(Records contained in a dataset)

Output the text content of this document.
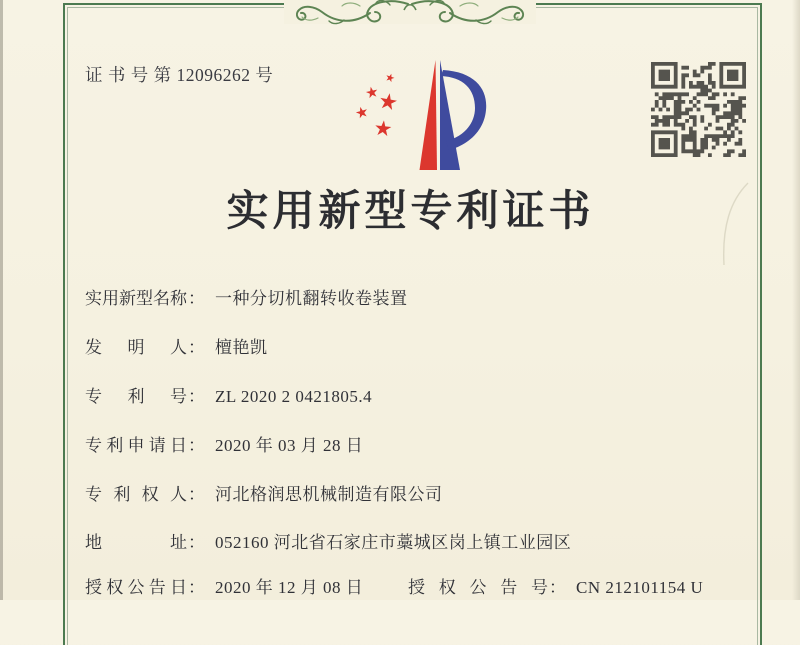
证 书 号 第 12096262 号	★
★
★
★
★
实用新型专利证书
实 用 新 型 名 称 ： 一种分切机翻转收卷装置
发 明 人 ： 檀艳凯
专 利 号 ： ZL 2020 2 0421805.4
专 利 申 请 日 ： 2020 年 03 月 28 日
专 利 权 人 ： 河北格润思机械制造有限公司
地	址 ： 052160 河北省石家庄市藁城区岗上镇工业园区
授 权 公 告 日 ： 2020 年 12 月 08 日	授 权 公 告 号 ： CN 212101154 U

■ **Goal**:
Exclude the pictures and transcribe all of the entries exactly.

■ **Solution below**:
Output the text content of this document.
证 书 号 第 12096262 号	★
★
★
★
★
实用新型专利证书
实 用 新 型 名 称 ： 一种分切机翻转收卷装置
发 明 人 ： 檀艳凯
专 利 号 ： ZL 2020 2 0421805.4
专 利 申 请 日 ： 2020 年 03 月 28 日
专 利 权 人 ： 河北格润思机械制造有限公司
地	址 ： 052160 河北省石家庄市藁城区岗上镇工业园区
授 权 公 告 日 ： 2020 年 12 月 08 日	授 权 公 告 号 ： CN 212101154 U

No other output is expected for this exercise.